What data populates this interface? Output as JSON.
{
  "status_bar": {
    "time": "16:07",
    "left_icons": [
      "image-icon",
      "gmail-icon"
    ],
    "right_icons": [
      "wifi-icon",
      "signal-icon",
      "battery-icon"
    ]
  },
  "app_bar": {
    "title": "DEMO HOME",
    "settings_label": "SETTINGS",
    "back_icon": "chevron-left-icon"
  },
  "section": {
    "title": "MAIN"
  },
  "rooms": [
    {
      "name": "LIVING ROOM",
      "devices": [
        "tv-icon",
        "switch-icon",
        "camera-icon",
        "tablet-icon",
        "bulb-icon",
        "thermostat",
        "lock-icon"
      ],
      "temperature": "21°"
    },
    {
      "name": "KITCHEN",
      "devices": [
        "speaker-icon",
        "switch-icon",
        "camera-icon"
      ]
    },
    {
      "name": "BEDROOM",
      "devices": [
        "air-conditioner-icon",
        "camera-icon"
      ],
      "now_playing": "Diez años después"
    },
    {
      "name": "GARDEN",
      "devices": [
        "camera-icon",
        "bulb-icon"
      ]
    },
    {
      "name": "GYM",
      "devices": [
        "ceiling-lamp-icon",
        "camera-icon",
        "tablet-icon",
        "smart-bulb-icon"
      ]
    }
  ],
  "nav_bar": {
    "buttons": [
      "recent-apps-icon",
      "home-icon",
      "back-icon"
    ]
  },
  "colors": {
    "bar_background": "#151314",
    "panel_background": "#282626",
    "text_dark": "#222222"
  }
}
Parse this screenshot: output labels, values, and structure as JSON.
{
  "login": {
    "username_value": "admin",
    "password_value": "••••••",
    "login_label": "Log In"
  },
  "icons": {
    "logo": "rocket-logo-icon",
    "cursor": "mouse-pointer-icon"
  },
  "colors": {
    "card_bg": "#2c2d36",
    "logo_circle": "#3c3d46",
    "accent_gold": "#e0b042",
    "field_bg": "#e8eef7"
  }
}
^^^^^^^^
TASK PROMPT »
Please quote exactly the lines from the one containing "Parse this screenshot: output" through the last line of the records above, both included, and nothing else.

SOLUTION FOR THIS EXERCISE »
Parse this screenshot: output labels, values, and structure as JSON.
{
  "login": {
    "username_value": "admin",
    "password_value": "••••••",
    "login_label": "Log In"
  },
  "icons": {
    "logo": "rocket-logo-icon",
    "cursor": "mouse-pointer-icon"
  },
  "colors": {
    "card_bg": "#2c2d36",
    "logo_circle": "#3c3d46",
    "accent_gold": "#e0b042",
    "field_bg": "#e8eef7"
  }
}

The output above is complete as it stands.